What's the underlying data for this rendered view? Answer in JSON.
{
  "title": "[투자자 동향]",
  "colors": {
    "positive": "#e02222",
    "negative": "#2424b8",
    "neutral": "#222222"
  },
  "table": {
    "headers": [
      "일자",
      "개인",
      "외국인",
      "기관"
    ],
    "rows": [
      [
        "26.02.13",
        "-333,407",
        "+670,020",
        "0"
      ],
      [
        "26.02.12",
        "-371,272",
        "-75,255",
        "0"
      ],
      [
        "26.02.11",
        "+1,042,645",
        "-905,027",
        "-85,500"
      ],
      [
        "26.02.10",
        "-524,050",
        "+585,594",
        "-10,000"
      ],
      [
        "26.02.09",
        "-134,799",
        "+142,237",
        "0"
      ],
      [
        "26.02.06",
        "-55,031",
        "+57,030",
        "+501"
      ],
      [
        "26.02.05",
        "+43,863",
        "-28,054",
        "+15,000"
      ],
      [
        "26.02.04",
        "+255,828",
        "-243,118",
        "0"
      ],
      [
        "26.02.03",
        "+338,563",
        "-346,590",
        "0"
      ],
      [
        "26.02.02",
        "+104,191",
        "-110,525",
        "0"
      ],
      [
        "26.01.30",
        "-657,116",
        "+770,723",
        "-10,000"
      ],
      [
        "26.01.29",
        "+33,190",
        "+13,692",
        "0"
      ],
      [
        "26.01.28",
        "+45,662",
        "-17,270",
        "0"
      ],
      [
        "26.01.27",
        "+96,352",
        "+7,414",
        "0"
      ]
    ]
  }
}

────────────────

Print the whole listing exactly as it is.

Response to the task:
What's the underlying data for this rendered view? Answer in JSON.
{
  "title": "[투자자 동향]",
  "colors": {
    "positive": "#e02222",
    "negative": "#2424b8",
    "neutral": "#222222"
  },
  "table": {
    "headers": [
      "일자",
      "개인",
      "외국인",
      "기관"
    ],
    "rows": [
      [
        "26.02.13",
        "-333,407",
        "+670,020",
        "0"
      ],
      [
        "26.02.12",
        "-371,272",
        "-75,255",
        "0"
      ],
      [
        "26.02.11",
        "+1,042,645",
        "-905,027",
        "-85,500"
      ],
      [
        "26.02.10",
        "-524,050",
        "+585,594",
        "-10,000"
      ],
      [
        "26.02.09",
        "-134,799",
        "+142,237",
        "0"
      ],
      [
        "26.02.06",
        "-55,031",
        "+57,030",
        "+501"
      ],
      [
        "26.02.05",
        "+43,863",
        "-28,054",
        "+15,000"
      ],
      [
        "26.02.04",
        "+255,828",
        "-243,118",
        "0"
      ],
      [
        "26.02.03",
        "+338,563",
        "-346,590",
        "0"
      ],
      [
        "26.02.02",
        "+104,191",
        "-110,525",
        "0"
      ],
      [
        "26.01.30",
        "-657,116",
        "+770,723",
        "-10,000"
      ],
      [
        "26.01.29",
        "+33,190",
        "+13,692",
        "0"
      ],
      [
        "26.01.28",
        "+45,662",
        "-17,270",
        "0"
      ],
      [
        "26.01.27",
        "+96,352",
        "+7,414",
        "0"
      ]
    ]
  }
}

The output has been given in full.